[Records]
========

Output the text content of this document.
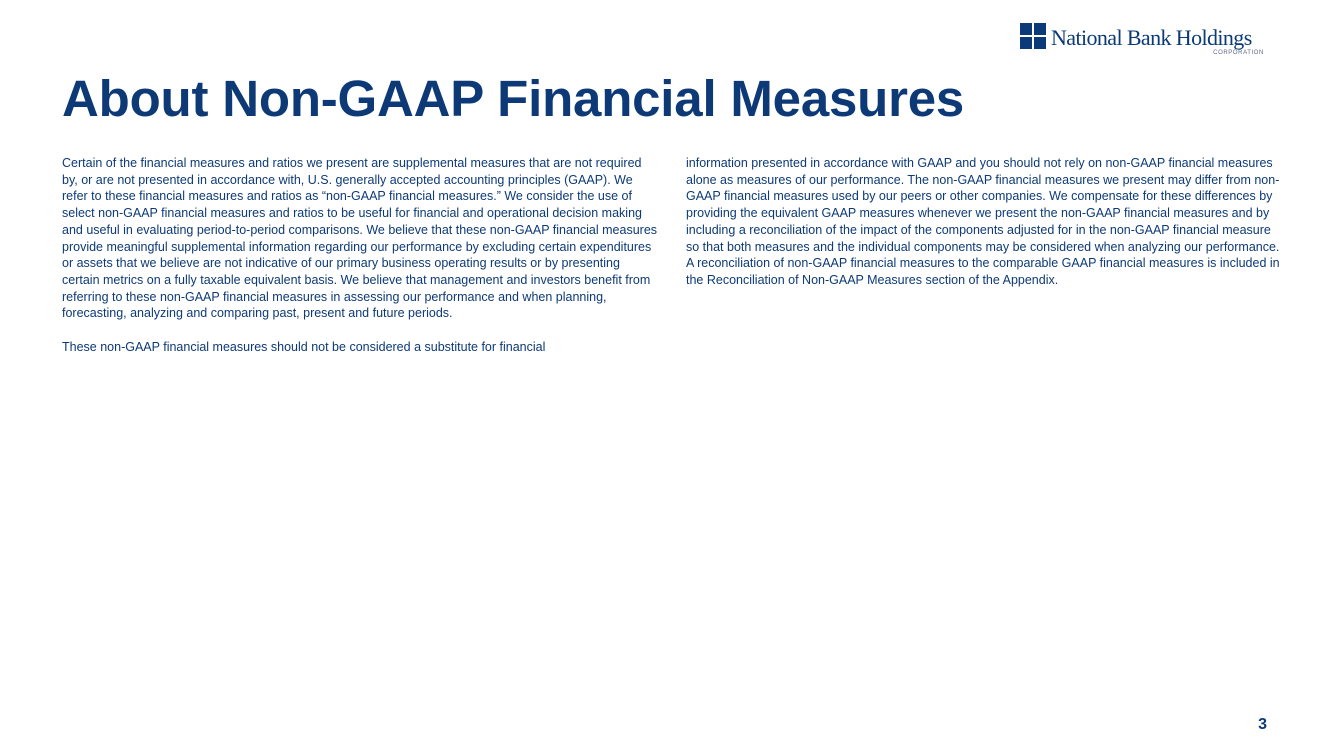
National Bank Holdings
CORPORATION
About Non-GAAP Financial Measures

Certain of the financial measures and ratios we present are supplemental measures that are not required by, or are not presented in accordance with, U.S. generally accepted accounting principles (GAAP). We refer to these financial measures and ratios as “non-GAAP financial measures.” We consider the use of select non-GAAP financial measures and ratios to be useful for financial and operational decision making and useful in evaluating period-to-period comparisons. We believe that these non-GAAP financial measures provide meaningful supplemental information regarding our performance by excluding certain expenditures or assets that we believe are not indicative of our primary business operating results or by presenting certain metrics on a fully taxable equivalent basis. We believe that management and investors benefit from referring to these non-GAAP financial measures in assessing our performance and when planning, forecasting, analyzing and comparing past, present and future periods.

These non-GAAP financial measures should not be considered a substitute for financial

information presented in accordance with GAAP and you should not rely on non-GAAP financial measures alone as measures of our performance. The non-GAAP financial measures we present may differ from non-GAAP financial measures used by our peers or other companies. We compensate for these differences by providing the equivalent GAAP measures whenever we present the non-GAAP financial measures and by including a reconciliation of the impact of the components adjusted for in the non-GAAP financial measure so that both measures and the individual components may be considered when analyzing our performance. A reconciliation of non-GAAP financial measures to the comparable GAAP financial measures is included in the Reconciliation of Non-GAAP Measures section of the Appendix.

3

========

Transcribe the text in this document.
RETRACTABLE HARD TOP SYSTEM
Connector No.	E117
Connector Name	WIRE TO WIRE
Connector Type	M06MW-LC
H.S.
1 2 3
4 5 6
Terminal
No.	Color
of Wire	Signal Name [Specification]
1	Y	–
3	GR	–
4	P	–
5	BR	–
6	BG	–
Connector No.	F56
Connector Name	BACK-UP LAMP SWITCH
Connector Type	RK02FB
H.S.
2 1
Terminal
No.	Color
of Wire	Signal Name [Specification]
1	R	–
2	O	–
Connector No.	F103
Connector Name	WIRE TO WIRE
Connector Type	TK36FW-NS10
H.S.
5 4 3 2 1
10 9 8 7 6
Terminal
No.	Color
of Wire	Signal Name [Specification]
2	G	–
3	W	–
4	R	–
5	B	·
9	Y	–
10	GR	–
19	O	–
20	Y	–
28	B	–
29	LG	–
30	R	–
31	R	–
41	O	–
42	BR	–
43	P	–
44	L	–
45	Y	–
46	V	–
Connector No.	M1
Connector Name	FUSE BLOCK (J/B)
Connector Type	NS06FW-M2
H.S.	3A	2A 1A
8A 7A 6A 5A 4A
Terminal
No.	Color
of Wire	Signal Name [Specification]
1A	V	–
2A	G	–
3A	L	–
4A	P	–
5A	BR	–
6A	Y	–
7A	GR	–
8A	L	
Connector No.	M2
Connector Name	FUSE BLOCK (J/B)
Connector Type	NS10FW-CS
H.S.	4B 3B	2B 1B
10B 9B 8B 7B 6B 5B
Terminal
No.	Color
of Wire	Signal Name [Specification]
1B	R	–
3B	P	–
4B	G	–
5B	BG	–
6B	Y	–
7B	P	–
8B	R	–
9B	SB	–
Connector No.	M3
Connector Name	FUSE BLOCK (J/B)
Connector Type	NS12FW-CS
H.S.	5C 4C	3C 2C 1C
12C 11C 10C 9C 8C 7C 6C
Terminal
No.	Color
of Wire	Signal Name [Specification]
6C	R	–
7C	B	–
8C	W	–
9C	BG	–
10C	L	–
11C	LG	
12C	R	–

========

Locate the word "with" in the records and collect each line it appears in.

Certain of the financial measures and ratios we present are supplemental measures that are not required by, or are not presented in accordance with, U.S. generally accepted accounting principles (GAAP). We refer to these financial measures and ratios as “non-GAAP financial measures.” We consider the use of select non-GAAP financial measures and ratios to be useful for financial and operational decision making and useful in evaluating period-to-period comparisons. We believe that these non-GAAP financial measures provide meaningful supplemental information regarding our performance by excluding certain expenditures or assets that we believe are not indicative of our primary business operating results or by presenting certain metrics on a fully taxable equivalent basis. We believe that management and investors benefit from referring to these non-GAAP financial measures in assessing our performance and when planning, forecasting, analyzing and comparing past, present and future periods.
information presented in accordance with GAAP and you should not rely on non-GAAP financial measures alone as measures of our performance. The non-GAAP financial measures we present may differ from non-GAAP financial measures used by our peers or other companies. We compensate for these differences by providing the equivalent GAAP measures whenever we present the non-GAAP financial measures and by including a reconciliation of the impact of the components adjusted for in the non-GAAP financial measure so that both measures and the individual components may be considered when analyzing our performance. A reconciliation of non-GAAP financial measures to the comparable GAAP financial measures is included in the Reconciliation of Non-GAAP Measures section of the Appendix.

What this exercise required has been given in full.